▸ Task prompt: Your task is to repeat all of the material exactly.

▸ Raw records:
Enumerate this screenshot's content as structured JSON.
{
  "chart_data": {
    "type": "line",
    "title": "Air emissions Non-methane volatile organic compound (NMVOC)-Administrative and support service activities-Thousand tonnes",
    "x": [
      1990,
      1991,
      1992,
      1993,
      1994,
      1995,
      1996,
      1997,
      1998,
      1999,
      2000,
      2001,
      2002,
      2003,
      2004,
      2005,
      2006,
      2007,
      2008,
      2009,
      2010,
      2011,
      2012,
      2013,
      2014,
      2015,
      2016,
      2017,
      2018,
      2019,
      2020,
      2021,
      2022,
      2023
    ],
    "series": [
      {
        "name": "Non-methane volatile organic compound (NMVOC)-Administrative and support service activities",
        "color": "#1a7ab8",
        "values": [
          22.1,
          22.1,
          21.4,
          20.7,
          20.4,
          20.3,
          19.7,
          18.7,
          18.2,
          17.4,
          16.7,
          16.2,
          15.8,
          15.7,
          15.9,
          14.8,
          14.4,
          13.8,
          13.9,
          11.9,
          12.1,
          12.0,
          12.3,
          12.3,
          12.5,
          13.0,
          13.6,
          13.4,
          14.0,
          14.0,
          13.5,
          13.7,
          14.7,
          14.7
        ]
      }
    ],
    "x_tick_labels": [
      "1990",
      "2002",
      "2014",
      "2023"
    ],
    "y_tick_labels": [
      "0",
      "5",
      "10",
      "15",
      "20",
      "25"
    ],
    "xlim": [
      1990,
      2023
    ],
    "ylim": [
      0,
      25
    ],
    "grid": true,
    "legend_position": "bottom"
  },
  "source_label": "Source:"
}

▸ Task result:
Enumerate this screenshot's content as structured JSON.
{
  "chart_data": {
    "type": "line",
    "title": "Air emissions Non-methane volatile organic compound (NMVOC)-Administrative and support service activities-Thousand tonnes",
    "x": [
      1990,
      1991,
      1992,
      1993,
      1994,
      1995,
      1996,
      1997,
      1998,
      1999,
      2000,
      2001,
      2002,
      2003,
      2004,
      2005,
      2006,
      2007,
      2008,
      2009,
      2010,
      2011,
      2012,
      2013,
      2014,
      2015,
      2016,
      2017,
      2018,
      2019,
      2020,
      2021,
      2022,
      2023
    ],
    "series": [
      {
        "name": "Non-methane volatile organic compound (NMVOC)-Administrative and support service activities",
        "color": "#1a7ab8",
        "values": [
          22.1,
          22.1,
          21.4,
          20.7,
          20.4,
          20.3,
          19.7,
          18.7,
          18.2,
          17.4,
          16.7,
          16.2,
          15.8,
          15.7,
          15.9,
          14.8,
          14.4,
          13.8,
          13.9,
          11.9,
          12.1,
          12.0,
          12.3,
          12.3,
          12.5,
          13.0,
          13.6,
          13.4,
          14.0,
          14.0,
          13.5,
          13.7,
          14.7,
          14.7
        ]
      }
    ],
    "x_tick_labels": [
      "1990",
      "2002",
      "2014",
      "2023"
    ],
    "y_tick_labels": [
      "0",
      "5",
      "10",
      "15",
      "20",
      "25"
    ],
    "xlim": [
      1990,
      2023
    ],
    "ylim": [
      0,
      25
    ],
    "grid": true,
    "legend_position": "bottom"
  },
  "source_label": "Source:"
}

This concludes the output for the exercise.